Please output the lines shown below exactly as they appear.

● ● ● ● ● ● ●

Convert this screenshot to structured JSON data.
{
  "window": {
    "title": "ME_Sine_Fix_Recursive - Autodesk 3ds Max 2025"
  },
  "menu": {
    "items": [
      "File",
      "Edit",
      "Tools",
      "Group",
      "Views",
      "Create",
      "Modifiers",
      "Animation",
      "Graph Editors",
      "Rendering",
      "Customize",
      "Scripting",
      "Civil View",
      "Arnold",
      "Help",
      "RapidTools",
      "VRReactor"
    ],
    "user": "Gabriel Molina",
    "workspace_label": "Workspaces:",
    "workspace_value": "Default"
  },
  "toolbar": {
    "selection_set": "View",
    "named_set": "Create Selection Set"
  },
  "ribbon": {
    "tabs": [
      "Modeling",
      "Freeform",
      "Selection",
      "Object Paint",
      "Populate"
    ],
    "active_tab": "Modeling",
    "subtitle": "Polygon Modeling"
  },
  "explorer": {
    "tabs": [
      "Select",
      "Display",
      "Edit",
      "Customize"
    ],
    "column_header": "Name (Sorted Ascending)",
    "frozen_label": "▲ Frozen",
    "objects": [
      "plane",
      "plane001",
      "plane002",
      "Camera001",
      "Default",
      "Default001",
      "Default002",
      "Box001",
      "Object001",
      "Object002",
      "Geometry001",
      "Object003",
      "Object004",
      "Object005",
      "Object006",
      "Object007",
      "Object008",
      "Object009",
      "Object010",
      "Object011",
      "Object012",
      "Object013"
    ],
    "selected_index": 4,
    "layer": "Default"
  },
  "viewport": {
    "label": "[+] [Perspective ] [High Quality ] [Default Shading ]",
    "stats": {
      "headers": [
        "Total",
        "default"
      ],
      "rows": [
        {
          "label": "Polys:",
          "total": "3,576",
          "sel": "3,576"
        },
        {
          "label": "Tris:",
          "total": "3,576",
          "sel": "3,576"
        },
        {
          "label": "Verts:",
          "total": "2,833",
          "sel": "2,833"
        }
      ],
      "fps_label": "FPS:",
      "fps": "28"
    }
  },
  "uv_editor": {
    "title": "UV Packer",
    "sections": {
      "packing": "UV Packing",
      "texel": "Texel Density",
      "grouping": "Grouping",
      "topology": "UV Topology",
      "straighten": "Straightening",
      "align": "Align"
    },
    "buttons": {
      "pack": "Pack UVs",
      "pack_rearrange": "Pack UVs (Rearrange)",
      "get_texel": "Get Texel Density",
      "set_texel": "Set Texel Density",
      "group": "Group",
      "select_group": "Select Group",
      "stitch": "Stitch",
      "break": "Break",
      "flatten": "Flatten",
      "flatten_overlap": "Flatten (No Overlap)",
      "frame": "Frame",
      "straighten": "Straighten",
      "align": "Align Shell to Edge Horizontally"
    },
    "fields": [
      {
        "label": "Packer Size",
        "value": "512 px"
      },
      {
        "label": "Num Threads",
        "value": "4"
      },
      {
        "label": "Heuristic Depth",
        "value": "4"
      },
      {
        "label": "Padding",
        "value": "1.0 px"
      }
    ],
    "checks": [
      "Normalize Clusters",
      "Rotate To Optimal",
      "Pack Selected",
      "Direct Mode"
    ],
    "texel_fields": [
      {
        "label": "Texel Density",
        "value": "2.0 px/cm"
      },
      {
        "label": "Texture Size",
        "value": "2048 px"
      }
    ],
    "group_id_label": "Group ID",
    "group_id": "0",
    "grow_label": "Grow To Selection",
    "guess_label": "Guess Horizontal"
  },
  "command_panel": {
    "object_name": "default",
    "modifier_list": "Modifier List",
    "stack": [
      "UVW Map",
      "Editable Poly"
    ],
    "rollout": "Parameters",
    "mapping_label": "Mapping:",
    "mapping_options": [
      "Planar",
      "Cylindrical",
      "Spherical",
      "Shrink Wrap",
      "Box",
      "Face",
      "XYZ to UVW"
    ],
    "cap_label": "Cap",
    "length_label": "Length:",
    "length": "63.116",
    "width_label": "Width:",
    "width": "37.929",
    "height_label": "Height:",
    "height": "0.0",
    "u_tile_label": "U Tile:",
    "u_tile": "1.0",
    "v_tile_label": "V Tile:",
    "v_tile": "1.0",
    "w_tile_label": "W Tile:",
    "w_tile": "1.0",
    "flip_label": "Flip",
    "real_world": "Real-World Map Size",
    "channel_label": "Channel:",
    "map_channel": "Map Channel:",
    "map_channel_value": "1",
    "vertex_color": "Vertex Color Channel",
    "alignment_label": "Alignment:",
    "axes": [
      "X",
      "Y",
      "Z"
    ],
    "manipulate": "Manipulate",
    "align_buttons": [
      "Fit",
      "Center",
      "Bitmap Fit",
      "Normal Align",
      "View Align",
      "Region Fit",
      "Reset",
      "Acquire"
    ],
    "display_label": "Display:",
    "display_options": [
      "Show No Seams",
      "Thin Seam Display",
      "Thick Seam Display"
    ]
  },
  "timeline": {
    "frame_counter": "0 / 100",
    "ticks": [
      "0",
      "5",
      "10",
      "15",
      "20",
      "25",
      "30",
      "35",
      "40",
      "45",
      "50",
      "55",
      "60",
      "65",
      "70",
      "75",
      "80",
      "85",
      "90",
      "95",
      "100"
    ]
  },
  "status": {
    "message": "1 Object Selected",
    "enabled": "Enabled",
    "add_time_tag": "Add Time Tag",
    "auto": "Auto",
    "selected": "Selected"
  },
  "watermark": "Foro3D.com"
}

● ● ● ● ● ● ●

> **Solved exercise**:
Convert this screenshot to structured JSON data.
{
  "window": {
    "title": "ME_Sine_Fix_Recursive - Autodesk 3ds Max 2025"
  },
  "menu": {
    "items": [
      "File",
      "Edit",
      "Tools",
      "Group",
      "Views",
      "Create",
      "Modifiers",
      "Animation",
      "Graph Editors",
      "Rendering",
      "Customize",
      "Scripting",
      "Civil View",
      "Arnold",
      "Help",
      "RapidTools",
      "VRReactor"
    ],
    "user": "Gabriel Molina",
    "workspace_label": "Workspaces:",
    "workspace_value": "Default"
  },
  "toolbar": {
    "selection_set": "View",
    "named_set": "Create Selection Set"
  },
  "ribbon": {
    "tabs": [
      "Modeling",
      "Freeform",
      "Selection",
      "Object Paint",
      "Populate"
    ],
    "active_tab": "Modeling",
    "subtitle": "Polygon Modeling"
  },
  "explorer": {
    "tabs": [
      "Select",
      "Display",
      "Edit",
      "Customize"
    ],
    "column_header": "Name (Sorted Ascending)",
    "frozen_label": "▲ Frozen",
    "objects": [
      "plane",
      "plane001",
      "plane002",
      "Camera001",
      "Default",
      "Default001",
      "Default002",
      "Box001",
      "Object001",
      "Object002",
      "Geometry001",
      "Object003",
      "Object004",
      "Object005",
      "Object006",
      "Object007",
      "Object008",
      "Object009",
      "Object010",
      "Object011",
      "Object012",
      "Object013"
    ],
    "selected_index": 4,
    "layer": "Default"
  },
  "viewport": {
    "label": "[+] [Perspective ] [High Quality ] [Default Shading ]",
    "stats": {
      "headers": [
        "Total",
        "default"
      ],
      "rows": [
        {
          "label": "Polys:",
          "total": "3,576",
          "sel": "3,576"
        },
        {
          "label": "Tris:",
          "total": "3,576",
          "sel": "3,576"
        },
        {
          "label": "Verts:",
          "total": "2,833",
          "sel": "2,833"
        }
      ],
      "fps_label": "FPS:",
      "fps": "28"
    }
  },
  "uv_editor": {
    "title": "UV Packer",
    "sections": {
      "packing": "UV Packing",
      "texel": "Texel Density",
      "grouping": "Grouping",
      "topology": "UV Topology",
      "straighten": "Straightening",
      "align": "Align"
    },
    "buttons": {
      "pack": "Pack UVs",
      "pack_rearrange": "Pack UVs (Rearrange)",
      "get_texel": "Get Texel Density",
      "set_texel": "Set Texel Density",
      "group": "Group",
      "select_group": "Select Group",
      "stitch": "Stitch",
      "break": "Break",
      "flatten": "Flatten",
      "flatten_overlap": "Flatten (No Overlap)",
      "frame": "Frame",
      "straighten": "Straighten",
      "align": "Align Shell to Edge Horizontally"
    },
    "fields": [
      {
        "label": "Packer Size",
        "value": "512 px"
      },
      {
        "label": "Num Threads",
        "value": "4"
      },
      {
        "label": "Heuristic Depth",
        "value": "4"
      },
      {
        "label": "Padding",
        "value": "1.0 px"
      }
    ],
    "checks": [
      "Normalize Clusters",
      "Rotate To Optimal",
      "Pack Selected",
      "Direct Mode"
    ],
    "texel_fields": [
      {
        "label": "Texel Density",
        "value": "2.0 px/cm"
      },
      {
        "label": "Texture Size",
        "value": "2048 px"
      }
    ],
    "group_id_label": "Group ID",
    "group_id": "0",
    "grow_label": "Grow To Selection",
    "guess_label": "Guess Horizontal"
  },
  "command_panel": {
    "object_name": "default",
    "modifier_list": "Modifier List",
    "stack": [
      "UVW Map",
      "Editable Poly"
    ],
    "rollout": "Parameters",
    "mapping_label": "Mapping:",
    "mapping_options": [
      "Planar",
      "Cylindrical",
      "Spherical",
      "Shrink Wrap",
      "Box",
      "Face",
      "XYZ to UVW"
    ],
    "cap_label": "Cap",
    "length_label": "Length:",
    "length": "63.116",
    "width_label": "Width:",
    "width": "37.929",
    "height_label": "Height:",
    "height": "0.0",
    "u_tile_label": "U Tile:",
    "u_tile": "1.0",
    "v_tile_label": "V Tile:",
    "v_tile": "1.0",
    "w_tile_label": "W Tile:",
    "w_tile": "1.0",
    "flip_label": "Flip",
    "real_world": "Real-World Map Size",
    "channel_label": "Channel:",
    "map_channel": "Map Channel:",
    "map_channel_value": "1",
    "vertex_color": "Vertex Color Channel",
    "alignment_label": "Alignment:",
    "axes": [
      "X",
      "Y",
      "Z"
    ],
    "manipulate": "Manipulate",
    "align_buttons": [
      "Fit",
      "Center",
      "Bitmap Fit",
      "Normal Align",
      "View Align",
      "Region Fit",
      "Reset",
      "Acquire"
    ],
    "display_label": "Display:",
    "display_options": [
      "Show No Seams",
      "Thin Seam Display",
      "Thick Seam Display"
    ]
  },
  "timeline": {
    "frame_counter": "0 / 100",
    "ticks": [
      "0",
      "5",
      "10",
      "15",
      "20",
      "25",
      "30",
      "35",
      "40",
      "45",
      "50",
      "55",
      "60",
      "65",
      "70",
      "75",
      "80",
      "85",
      "90",
      "95",
      "100"
    ]
  },
  "status": {
    "message": "1 Object Selected",
    "enabled": "Enabled",
    "add_time_tag": "Add Time Tag",
    "auto": "Auto",
    "selected": "Selected"
  },
  "watermark": "Foro3D.com"
}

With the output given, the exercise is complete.